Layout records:
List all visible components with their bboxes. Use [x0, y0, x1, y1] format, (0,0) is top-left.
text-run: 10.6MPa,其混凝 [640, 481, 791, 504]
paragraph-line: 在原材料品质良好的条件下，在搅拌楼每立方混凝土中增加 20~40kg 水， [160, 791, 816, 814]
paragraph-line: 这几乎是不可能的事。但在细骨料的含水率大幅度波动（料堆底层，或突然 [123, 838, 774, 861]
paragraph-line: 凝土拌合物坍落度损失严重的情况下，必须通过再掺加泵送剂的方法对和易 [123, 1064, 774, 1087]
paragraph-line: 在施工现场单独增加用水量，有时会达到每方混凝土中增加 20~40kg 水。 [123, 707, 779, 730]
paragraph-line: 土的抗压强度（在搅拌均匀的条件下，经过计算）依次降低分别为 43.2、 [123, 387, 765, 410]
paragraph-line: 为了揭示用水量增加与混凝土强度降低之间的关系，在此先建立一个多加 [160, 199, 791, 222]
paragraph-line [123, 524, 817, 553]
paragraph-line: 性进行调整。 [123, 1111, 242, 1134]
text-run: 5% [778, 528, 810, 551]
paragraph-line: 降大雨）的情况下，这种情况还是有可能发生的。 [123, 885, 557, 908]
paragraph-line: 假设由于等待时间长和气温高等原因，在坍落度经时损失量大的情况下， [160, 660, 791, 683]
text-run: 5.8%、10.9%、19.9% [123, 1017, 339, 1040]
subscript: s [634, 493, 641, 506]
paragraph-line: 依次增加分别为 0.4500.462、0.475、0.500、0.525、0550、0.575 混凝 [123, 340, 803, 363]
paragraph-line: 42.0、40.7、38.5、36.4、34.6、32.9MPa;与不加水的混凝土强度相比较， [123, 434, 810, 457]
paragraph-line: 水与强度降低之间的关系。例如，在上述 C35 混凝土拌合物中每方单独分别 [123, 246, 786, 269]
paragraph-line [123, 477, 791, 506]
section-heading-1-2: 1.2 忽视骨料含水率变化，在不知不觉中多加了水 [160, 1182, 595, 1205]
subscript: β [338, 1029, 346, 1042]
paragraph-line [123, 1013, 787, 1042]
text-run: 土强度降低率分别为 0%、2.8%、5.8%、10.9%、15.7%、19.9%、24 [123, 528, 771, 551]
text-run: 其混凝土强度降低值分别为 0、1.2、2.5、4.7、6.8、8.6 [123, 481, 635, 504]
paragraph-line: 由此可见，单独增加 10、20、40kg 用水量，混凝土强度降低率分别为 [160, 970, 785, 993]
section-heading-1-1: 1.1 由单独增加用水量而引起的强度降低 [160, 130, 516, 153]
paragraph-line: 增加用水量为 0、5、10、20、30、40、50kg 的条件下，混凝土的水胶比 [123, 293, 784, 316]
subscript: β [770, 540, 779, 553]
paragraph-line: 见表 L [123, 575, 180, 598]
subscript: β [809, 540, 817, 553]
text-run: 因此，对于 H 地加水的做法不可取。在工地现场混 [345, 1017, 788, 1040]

**YOUR OBJECTIVE:** Which lines of the records contain the string "section"? Collect every one of them, and treat uppercase and lowercase as different.

**TASK SOLUTION:**
section-heading-1-2: 1.2 忽视骨料含水率变化，在不知不觉中多加了水 [160, 1182, 595, 1205]
section-heading-1-1: 1.1 由单独增加用水量而引起的强度降低 [160, 130, 516, 153]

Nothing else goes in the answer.